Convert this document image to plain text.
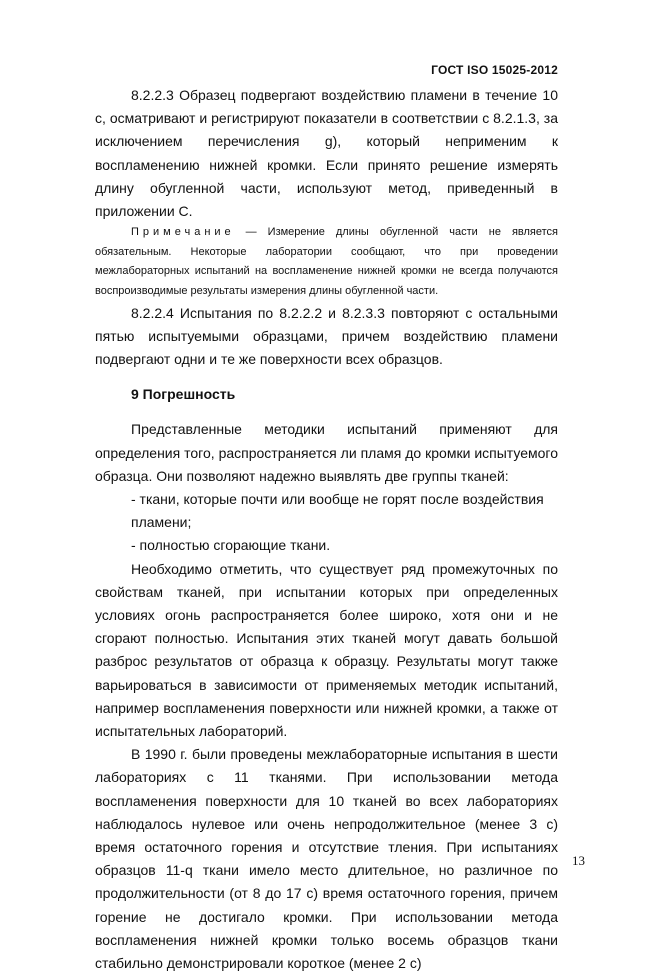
ГОСТ ISO 15025-2012

8.2.2.3 Образец подвергают воздействию пламени в течение 10 с, осматривают и регистрируют показатели в соответствии с 8.2.1.3, за исключением перечисления g), который неприменим к воспламенению нижней кромки. Если принято решение измерять длину обугленной части, используют метод, приведенный в приложении С.

Примечание — Измерение длины обугленной части не является обязательным. Некоторые лаборатории сообщают, что при проведении межлабораторных испытаний на воспламенение нижней кромки не всегда получаются воспроизводимые результаты измерения длины обугленной части.

8.2.2.4 Испытания по 8.2.2.2 и 8.2.3.3 повторяют с остальными пятью испытуемыми образцами, причем воздействию пламени подвергают одни и те же поверхности всех образцов.

9 Погрешность

Представленные методики испытаний применяют для определения того, распространяется ли пламя до кромки испытуемого образца. Они позволяют надежно выявлять две группы тканей:

- ткани, которые почти или вообще не горят после воздействия пламени;

- полностью сгорающие ткани.

Необходимо отметить, что существует ряд промежуточных по свойствам тканей, при испытании которых при определенных условиях огонь распространяется более широко, хотя они и не сгорают полностью. Испытания этих тканей могут давать большой разброс результатов от образца к образцу. Результаты могут также варьироваться в зависимости от применяемых методик испытаний, например воспламенения поверхности или нижней кромки, а также от испытательных лабораторий.

В 1990 г. были проведены межлабораторные испытания в шести лабораториях с 11 тканями. При использовании метода воспламенения поверхности для 10 тканей во всех лабораториях наблюдалось нулевое или очень непродолжительное (менее 3 с) время остаточного горения и отсутствие тления. При испытаниях образцов 11-q ткани имело место длительное, но различное по продолжительности (от 8 до 17 с) время остаточного горения, причем горение не достигало кромки. При использовании метода воспламенения нижней кромки только восемь образцов ткани стабильно демонстрировали короткое (менее 2 с)

13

◆ ◆ ◆ ◆ ◆ ◆ ◆

### GIVEN PROBLEM
Quote all the records verbatim, dropping any pictures from your copy.

### TASK ANSWER
Convert this document image to plain text.
ГОСТ ISO 15025-2012

8.2.2.3 Образец подвергают воздействию пламени в течение 10 с, осматривают и регистрируют показатели в соответствии с 8.2.1.3, за исключением перечисления g), который неприменим к воспламенению нижней кромки. Если принято решение измерять длину обугленной части, используют метод, приведенный в приложении С.

Примечание — Измерение длины обугленной части не является обязательным. Некоторые лаборатории сообщают, что при проведении межлабораторных испытаний на воспламенение нижней кромки не всегда получаются воспроизводимые результаты измерения длины обугленной части.

8.2.2.4 Испытания по 8.2.2.2 и 8.2.3.3 повторяют с остальными пятью испытуемыми образцами, причем воздействию пламени подвергают одни и те же поверхности всех образцов.

9 Погрешность

Представленные методики испытаний применяют для определения того, распространяется ли пламя до кромки испытуемого образца. Они позволяют надежно выявлять две группы тканей:

- ткани, которые почти или вообще не горят после воздействия пламени;

- полностью сгорающие ткани.

Необходимо отметить, что существует ряд промежуточных по свойствам тканей, при испытании которых при определенных условиях огонь распространяется более широко, хотя они и не сгорают полностью. Испытания этих тканей могут давать большой разброс результатов от образца к образцу. Результаты могут также варьироваться в зависимости от применяемых методик испытаний, например воспламенения поверхности или нижней кромки, а также от испытательных лабораторий.

В 1990 г. были проведены межлабораторные испытания в шести лабораториях с 11 тканями. При использовании метода воспламенения поверхности для 10 тканей во всех лабораториях наблюдалось нулевое или очень непродолжительное (менее 3 с) время остаточного горения и отсутствие тления. При испытаниях образцов 11-q ткани имело место длительное, но различное по продолжительности (от 8 до 17 с) время остаточного горения, причем горение не достигало кромки. При использовании метода воспламенения нижней кромки только восемь образцов ткани стабильно демонстрировали короткое (менее 2 с)

13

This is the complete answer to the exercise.